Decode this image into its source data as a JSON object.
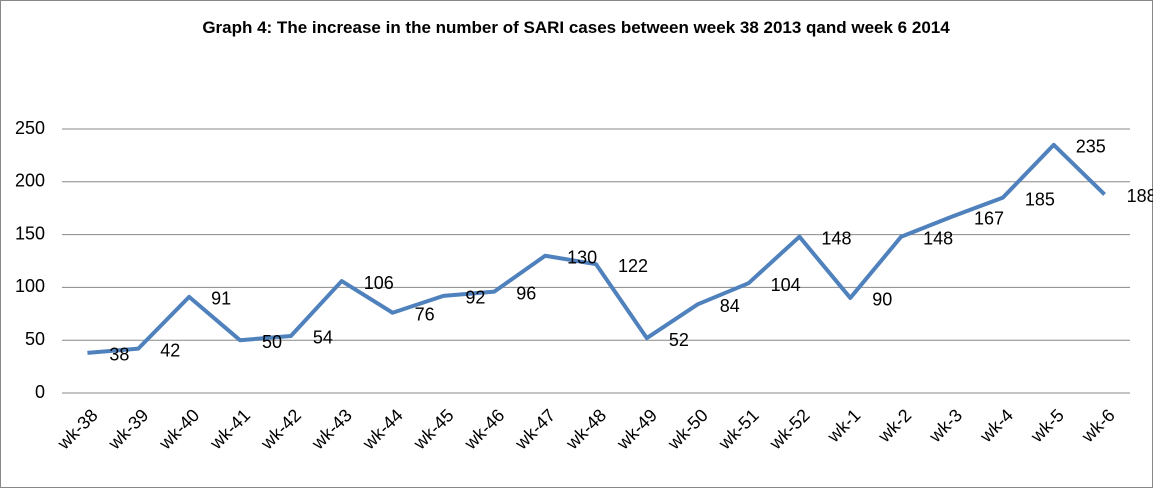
{
  "chart_data": {
    "type": "line",
    "title": "Graph 4: The increase in the number of SARI cases between week 38 2013 qand week 6 2014",
    "categories": [
      "wk-38",
      "wk-39",
      "wk-40",
      "wk-41",
      "wk-42",
      "wk-43",
      "wk-44",
      "wk-45",
      "wk-46",
      "wk-47",
      "wk-48",
      "wk-49",
      "wk-50",
      "wk-51",
      "wk-52",
      "wk-1",
      "wk-2",
      "wk-3",
      "wk-4",
      "wk-5",
      "wk-6"
    ],
    "values": [
      38,
      42,
      91,
      50,
      54,
      106,
      76,
      92,
      96,
      130,
      122,
      52,
      84,
      104,
      148,
      90,
      148,
      167,
      185,
      235,
      188
    ],
    "color": "#4f81bd",
    "ylim": [
      0,
      250
    ],
    "yticks": [
      0,
      50,
      100,
      150,
      200,
      250
    ],
    "grid": true
  }
}
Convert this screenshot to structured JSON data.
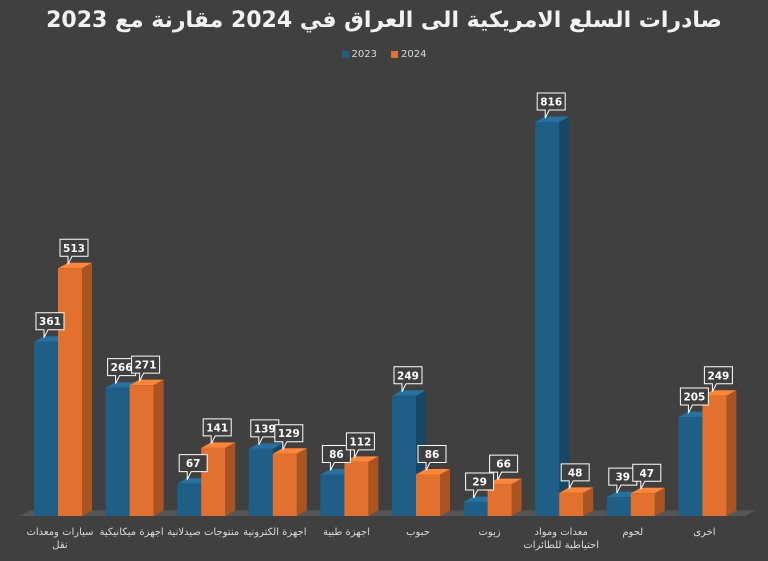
{
  "chart_data": {
    "type": "bar",
    "title": "صادرات السلع الامريكية الى العراق في 2024 مقارنة مع 2023",
    "categories": [
      "سيارات ومعدات نقل",
      "اجهزة ميكانيكية",
      "منتوجات صيدلانية",
      "اجهزة الكترونية",
      "اجهزة طبية",
      "حبوب",
      "زيوت",
      "معدات ومواد احتياطية للطائرات",
      "لحوم",
      "اخرى"
    ],
    "series": [
      {
        "name": "2023",
        "values": [
          361,
          266,
          67,
          139,
          86,
          249,
          29,
          816,
          39,
          205
        ],
        "color": "#1f5e86"
      },
      {
        "name": "2024",
        "values": [
          513,
          271,
          141,
          129,
          112,
          86,
          66,
          48,
          47,
          249
        ],
        "color": "#e2702e"
      }
    ],
    "ylim": [
      0,
      850
    ],
    "legend_position": "top-center",
    "grid": false
  },
  "colors": {
    "background": "#404040",
    "label_box_fill": "#3f3f3f",
    "label_box_border": "#ffffff",
    "floor": "#595959"
  }
}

## Work instructions
Using the listing above, work out how many of its lines include "اجهزة", and give only the result.

## Reply to the task
3